*Problem description:* Show every line of the records below that contains the word "xlabel".

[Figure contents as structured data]
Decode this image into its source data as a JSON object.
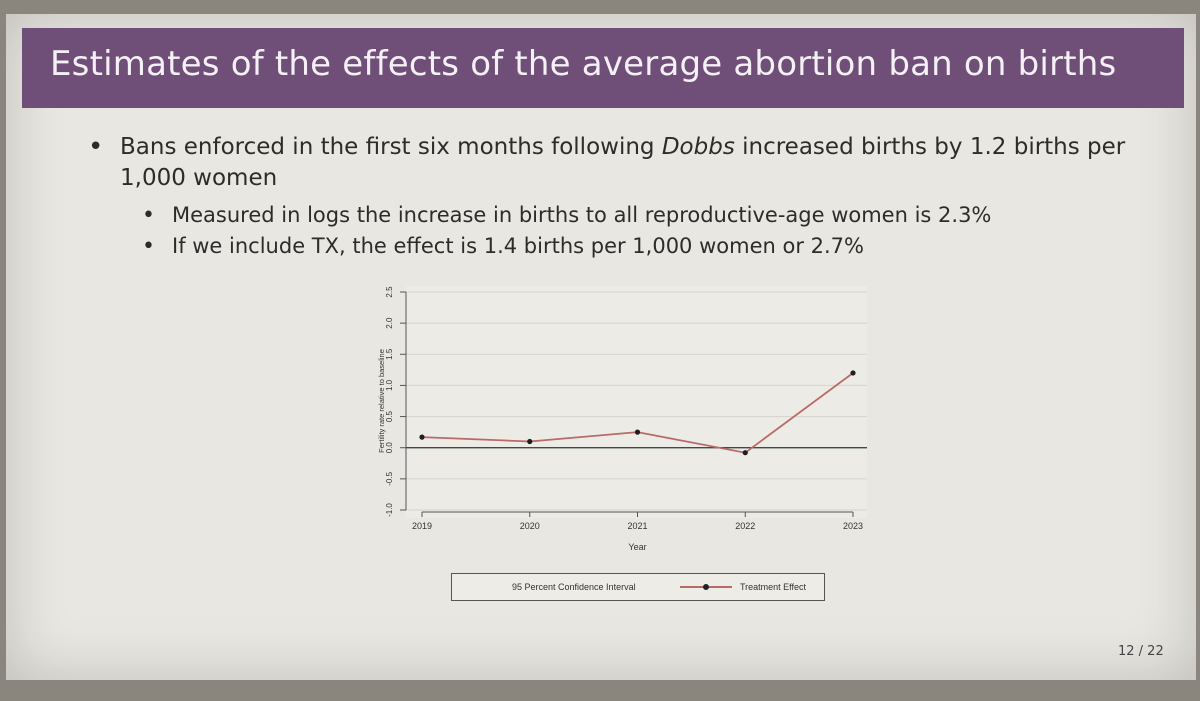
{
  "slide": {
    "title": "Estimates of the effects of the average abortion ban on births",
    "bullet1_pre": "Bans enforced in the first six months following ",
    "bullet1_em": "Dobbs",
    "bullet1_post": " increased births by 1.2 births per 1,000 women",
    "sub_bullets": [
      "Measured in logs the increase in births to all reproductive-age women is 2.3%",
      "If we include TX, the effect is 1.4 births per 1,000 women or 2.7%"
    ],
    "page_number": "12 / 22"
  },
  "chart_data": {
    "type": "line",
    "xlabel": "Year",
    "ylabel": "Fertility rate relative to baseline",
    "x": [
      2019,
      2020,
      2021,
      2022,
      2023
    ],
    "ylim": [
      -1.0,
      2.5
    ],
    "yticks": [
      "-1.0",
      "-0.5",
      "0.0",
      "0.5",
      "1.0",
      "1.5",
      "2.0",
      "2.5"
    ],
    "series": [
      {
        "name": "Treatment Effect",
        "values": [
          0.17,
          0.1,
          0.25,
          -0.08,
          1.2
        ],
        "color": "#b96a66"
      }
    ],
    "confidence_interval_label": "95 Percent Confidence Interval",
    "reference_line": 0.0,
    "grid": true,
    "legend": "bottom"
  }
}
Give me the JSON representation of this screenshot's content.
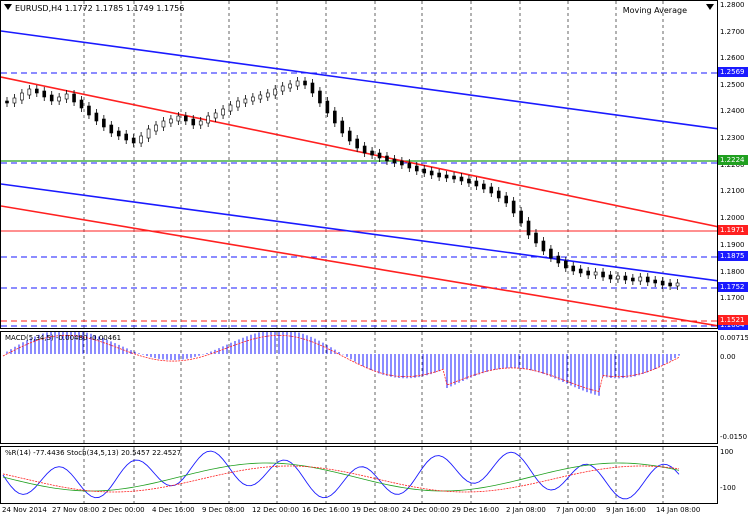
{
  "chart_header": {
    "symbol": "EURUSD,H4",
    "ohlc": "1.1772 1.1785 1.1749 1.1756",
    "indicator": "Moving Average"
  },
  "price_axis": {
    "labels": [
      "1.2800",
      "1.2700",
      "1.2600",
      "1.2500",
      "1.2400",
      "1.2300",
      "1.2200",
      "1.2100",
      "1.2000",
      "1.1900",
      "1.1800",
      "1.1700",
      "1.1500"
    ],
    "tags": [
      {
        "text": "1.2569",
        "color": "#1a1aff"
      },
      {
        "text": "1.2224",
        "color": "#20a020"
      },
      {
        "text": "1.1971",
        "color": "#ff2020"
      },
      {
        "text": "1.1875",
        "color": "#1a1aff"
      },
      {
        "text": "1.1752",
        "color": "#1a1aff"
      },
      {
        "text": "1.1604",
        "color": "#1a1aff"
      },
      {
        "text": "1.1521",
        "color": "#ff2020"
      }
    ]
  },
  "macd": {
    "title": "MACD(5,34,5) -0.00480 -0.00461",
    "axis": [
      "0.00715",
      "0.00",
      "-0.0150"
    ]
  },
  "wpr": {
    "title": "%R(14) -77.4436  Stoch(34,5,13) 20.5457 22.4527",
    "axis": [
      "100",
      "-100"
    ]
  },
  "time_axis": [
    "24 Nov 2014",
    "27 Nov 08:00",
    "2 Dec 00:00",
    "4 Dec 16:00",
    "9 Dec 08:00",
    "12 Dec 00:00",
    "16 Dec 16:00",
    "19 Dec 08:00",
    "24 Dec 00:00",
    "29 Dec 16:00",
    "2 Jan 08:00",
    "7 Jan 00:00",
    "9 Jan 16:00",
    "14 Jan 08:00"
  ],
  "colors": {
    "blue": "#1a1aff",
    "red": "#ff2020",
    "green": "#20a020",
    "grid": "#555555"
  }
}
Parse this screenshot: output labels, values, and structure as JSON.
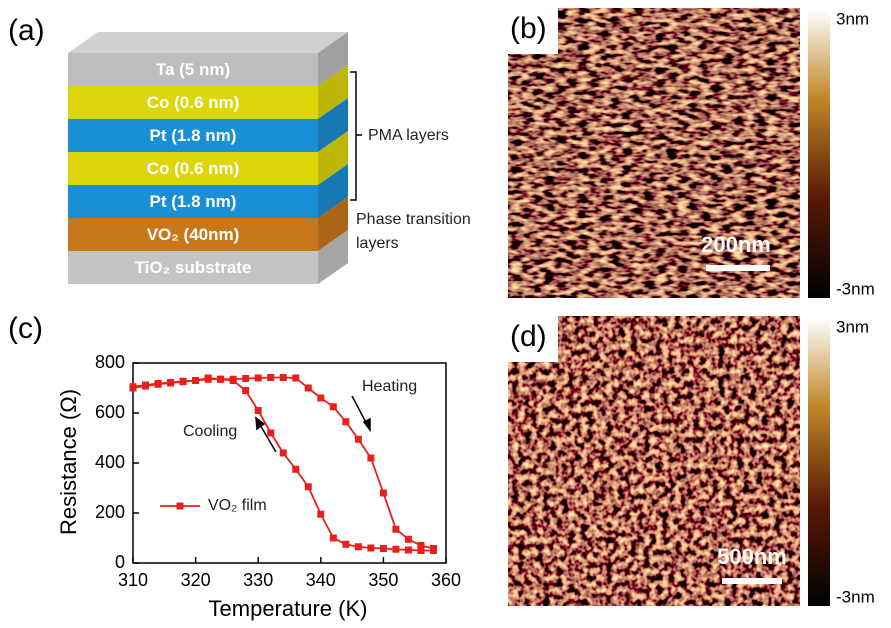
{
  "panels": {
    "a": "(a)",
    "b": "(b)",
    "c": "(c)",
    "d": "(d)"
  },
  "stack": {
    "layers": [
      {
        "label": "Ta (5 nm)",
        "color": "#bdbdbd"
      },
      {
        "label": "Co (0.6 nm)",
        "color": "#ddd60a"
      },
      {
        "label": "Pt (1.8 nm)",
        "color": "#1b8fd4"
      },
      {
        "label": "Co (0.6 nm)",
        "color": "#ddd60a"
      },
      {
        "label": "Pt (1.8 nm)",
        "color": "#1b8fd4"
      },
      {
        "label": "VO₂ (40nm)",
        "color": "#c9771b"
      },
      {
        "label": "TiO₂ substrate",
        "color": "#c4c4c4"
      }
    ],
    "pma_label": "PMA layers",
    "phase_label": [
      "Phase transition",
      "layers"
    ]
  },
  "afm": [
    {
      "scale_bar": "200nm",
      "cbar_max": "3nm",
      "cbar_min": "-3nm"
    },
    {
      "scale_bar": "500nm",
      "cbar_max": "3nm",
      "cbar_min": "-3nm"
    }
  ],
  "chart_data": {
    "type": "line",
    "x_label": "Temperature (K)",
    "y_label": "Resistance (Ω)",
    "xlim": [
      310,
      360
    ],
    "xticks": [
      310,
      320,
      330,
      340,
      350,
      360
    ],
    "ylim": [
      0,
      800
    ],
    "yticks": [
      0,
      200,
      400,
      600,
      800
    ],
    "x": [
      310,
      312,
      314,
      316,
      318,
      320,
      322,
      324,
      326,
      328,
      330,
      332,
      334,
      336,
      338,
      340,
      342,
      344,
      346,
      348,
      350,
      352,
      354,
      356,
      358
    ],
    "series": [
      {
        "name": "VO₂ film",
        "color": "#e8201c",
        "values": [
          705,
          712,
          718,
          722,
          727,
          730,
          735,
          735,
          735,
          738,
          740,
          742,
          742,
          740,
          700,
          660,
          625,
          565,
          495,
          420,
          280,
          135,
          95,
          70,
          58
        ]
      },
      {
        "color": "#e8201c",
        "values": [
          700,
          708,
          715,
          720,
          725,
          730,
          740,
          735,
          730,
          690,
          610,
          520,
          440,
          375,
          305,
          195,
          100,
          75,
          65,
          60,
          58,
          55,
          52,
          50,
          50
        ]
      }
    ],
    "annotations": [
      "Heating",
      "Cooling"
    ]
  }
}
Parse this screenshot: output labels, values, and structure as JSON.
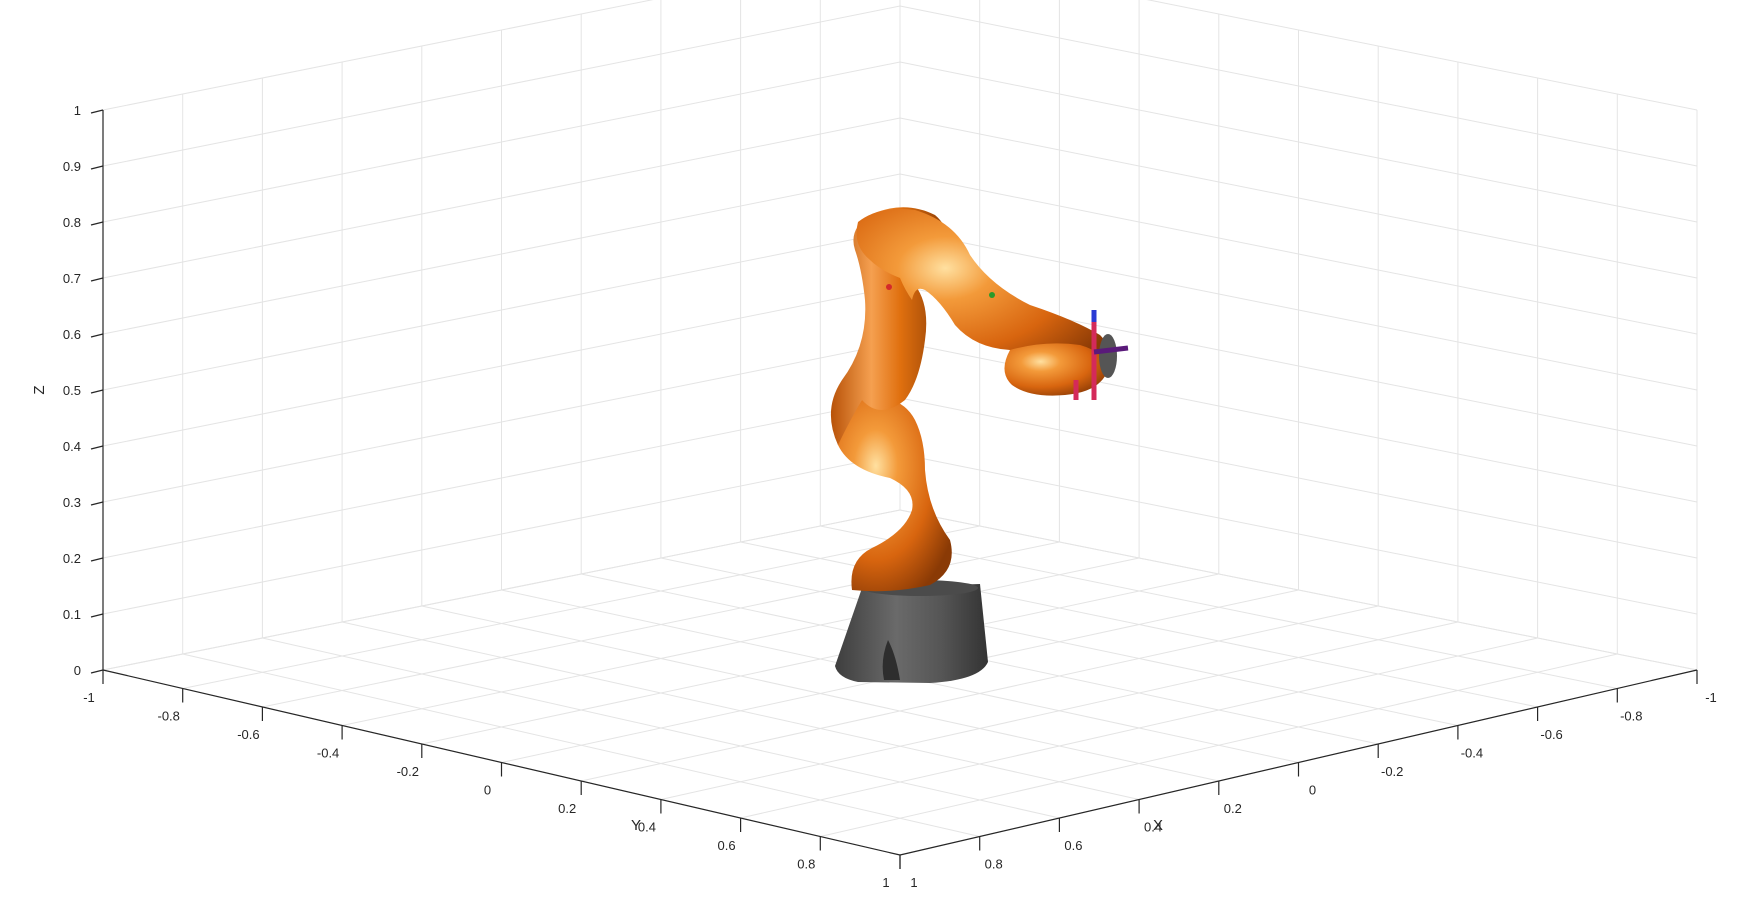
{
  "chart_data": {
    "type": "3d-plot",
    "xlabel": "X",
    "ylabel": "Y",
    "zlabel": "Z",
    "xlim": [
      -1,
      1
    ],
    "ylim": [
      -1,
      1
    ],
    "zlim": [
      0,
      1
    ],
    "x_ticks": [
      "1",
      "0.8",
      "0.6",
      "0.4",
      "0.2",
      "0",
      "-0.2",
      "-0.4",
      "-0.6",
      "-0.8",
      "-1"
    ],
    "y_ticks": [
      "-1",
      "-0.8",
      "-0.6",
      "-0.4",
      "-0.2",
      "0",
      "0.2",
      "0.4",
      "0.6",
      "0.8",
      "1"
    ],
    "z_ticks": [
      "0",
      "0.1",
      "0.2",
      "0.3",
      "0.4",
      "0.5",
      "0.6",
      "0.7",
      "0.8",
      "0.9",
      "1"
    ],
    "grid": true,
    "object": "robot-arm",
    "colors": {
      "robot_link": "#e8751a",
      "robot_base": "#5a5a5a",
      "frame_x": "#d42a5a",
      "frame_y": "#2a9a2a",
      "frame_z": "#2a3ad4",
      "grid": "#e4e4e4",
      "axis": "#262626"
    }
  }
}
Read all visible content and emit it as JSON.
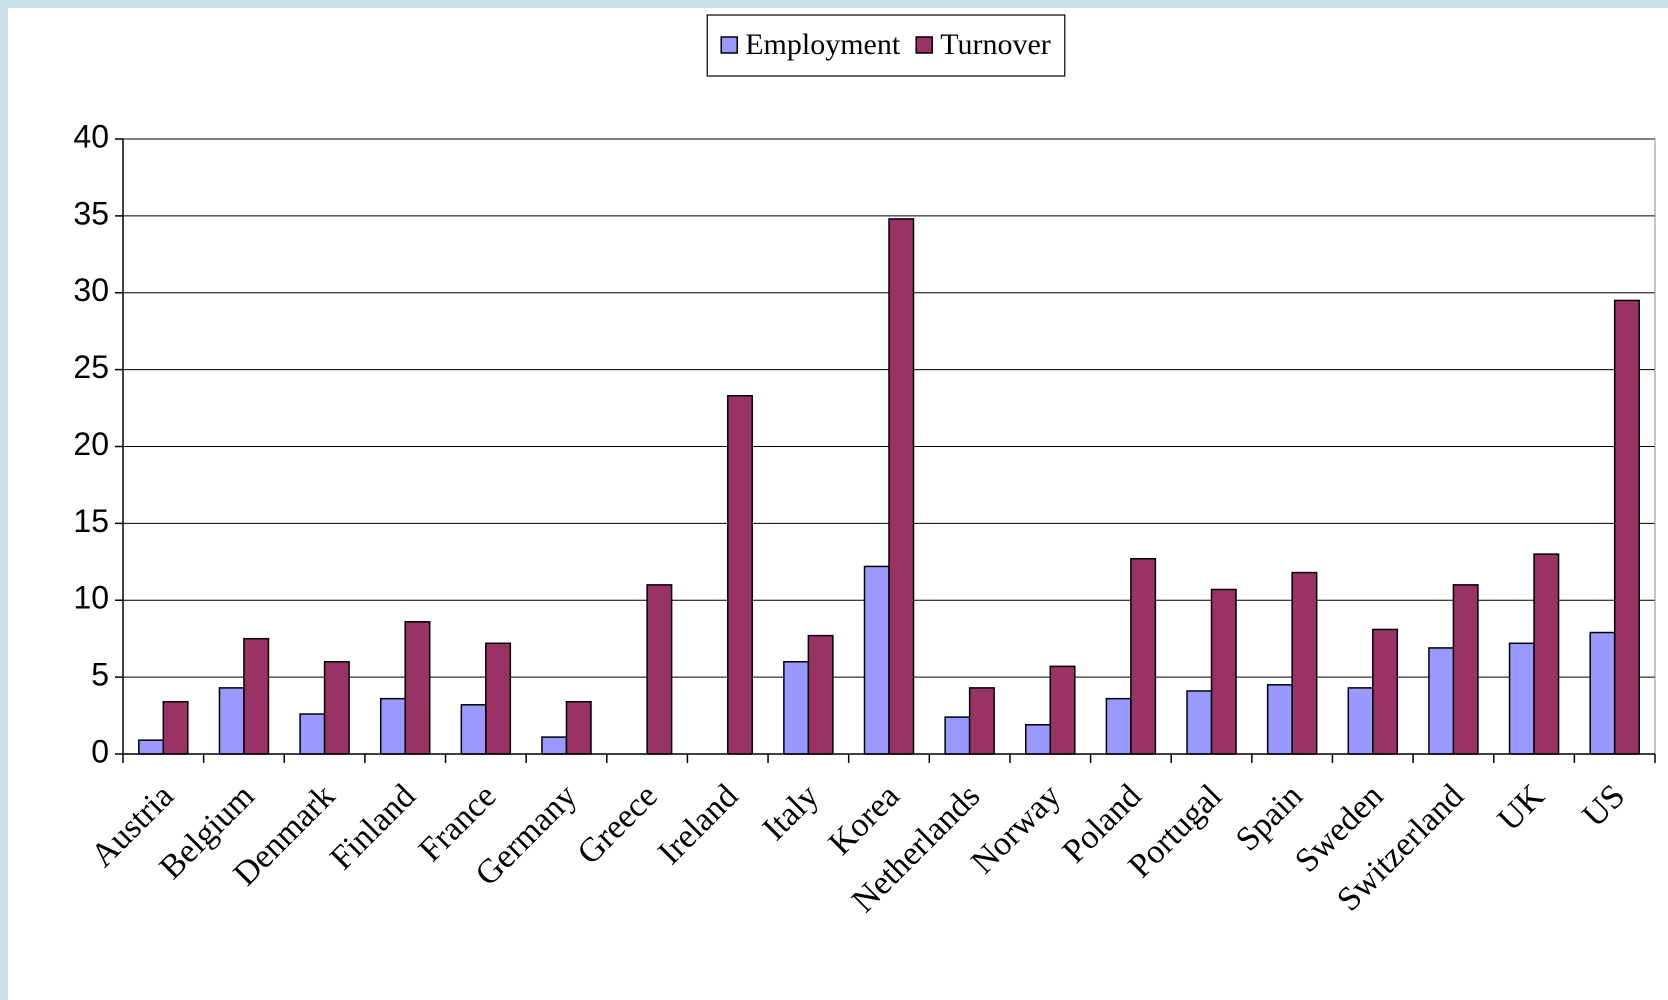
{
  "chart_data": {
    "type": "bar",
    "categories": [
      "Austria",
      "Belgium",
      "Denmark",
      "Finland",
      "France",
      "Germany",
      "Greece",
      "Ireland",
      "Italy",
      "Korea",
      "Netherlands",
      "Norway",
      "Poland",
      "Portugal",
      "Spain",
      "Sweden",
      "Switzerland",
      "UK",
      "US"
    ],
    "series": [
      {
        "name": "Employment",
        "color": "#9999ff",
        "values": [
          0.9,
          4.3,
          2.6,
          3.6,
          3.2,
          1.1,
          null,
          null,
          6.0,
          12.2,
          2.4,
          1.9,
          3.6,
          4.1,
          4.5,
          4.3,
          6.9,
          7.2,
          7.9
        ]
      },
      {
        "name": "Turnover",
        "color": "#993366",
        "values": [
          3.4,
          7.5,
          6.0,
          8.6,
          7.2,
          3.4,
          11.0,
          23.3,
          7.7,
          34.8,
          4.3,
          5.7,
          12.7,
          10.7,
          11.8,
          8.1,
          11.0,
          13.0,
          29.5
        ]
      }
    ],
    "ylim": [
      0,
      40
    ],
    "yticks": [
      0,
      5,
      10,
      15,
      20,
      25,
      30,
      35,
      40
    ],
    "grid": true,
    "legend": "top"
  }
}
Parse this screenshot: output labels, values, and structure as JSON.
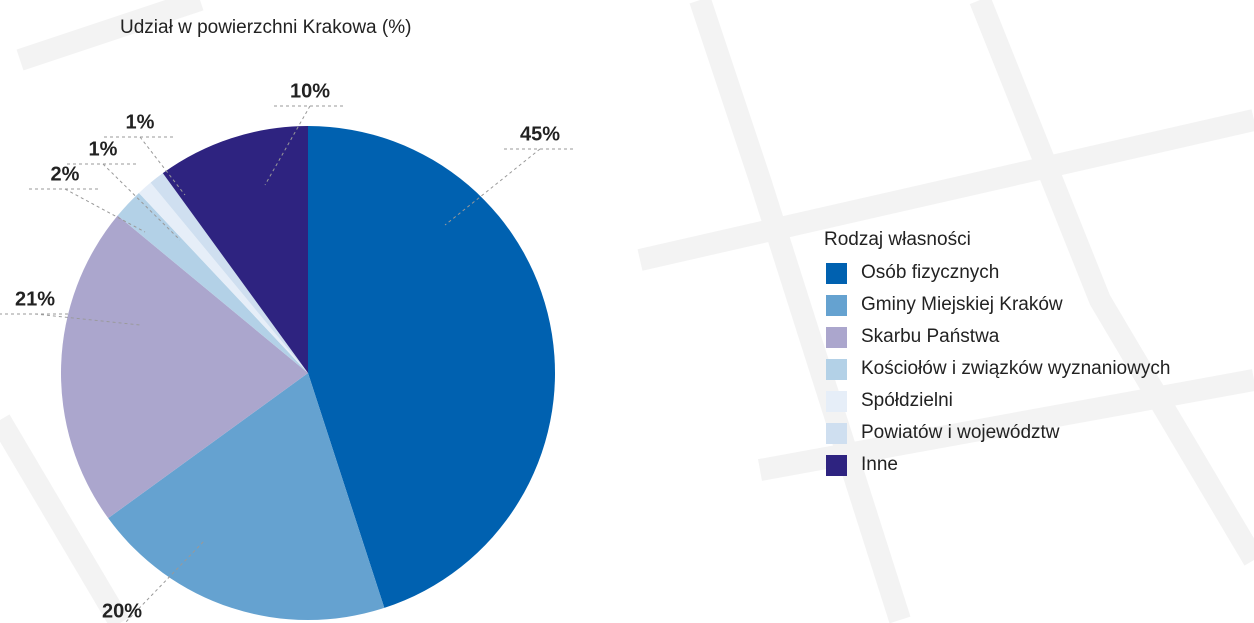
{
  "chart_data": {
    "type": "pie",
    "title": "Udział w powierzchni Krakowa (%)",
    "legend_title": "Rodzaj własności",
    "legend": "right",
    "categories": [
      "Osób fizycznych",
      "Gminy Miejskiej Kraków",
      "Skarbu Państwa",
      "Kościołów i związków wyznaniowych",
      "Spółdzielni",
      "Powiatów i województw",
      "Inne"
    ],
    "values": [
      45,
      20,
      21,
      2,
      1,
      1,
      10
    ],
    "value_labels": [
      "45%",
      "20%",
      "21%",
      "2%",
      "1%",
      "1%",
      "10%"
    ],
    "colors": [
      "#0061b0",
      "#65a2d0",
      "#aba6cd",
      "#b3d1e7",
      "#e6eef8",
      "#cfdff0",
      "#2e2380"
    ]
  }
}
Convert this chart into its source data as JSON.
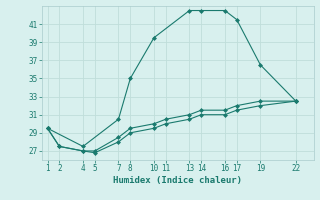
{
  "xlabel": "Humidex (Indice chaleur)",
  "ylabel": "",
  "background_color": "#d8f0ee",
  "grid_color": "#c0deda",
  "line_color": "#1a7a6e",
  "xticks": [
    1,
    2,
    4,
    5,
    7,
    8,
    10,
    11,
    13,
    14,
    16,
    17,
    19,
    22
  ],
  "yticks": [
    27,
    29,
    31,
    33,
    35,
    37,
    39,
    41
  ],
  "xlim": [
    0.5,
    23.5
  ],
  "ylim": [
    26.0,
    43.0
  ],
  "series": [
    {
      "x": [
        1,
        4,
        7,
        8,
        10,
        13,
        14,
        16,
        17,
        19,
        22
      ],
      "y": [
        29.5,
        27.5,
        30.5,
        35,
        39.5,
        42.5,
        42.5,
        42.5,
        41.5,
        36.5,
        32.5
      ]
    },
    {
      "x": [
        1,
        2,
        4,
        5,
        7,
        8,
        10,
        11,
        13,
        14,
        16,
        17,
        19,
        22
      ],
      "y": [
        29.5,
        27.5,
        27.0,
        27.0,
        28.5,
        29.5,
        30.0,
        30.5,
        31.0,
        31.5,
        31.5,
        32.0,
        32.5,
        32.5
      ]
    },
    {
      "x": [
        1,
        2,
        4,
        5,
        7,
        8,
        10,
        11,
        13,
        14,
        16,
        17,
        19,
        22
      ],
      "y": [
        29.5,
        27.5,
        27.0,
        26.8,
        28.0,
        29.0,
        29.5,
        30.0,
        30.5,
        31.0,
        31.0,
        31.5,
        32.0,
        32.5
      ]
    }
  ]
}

*Exercise solution:*
    "xlabel": "Year",
    "xlabel": "X",
  "xlabel": "Humidex (Indice chaleur)",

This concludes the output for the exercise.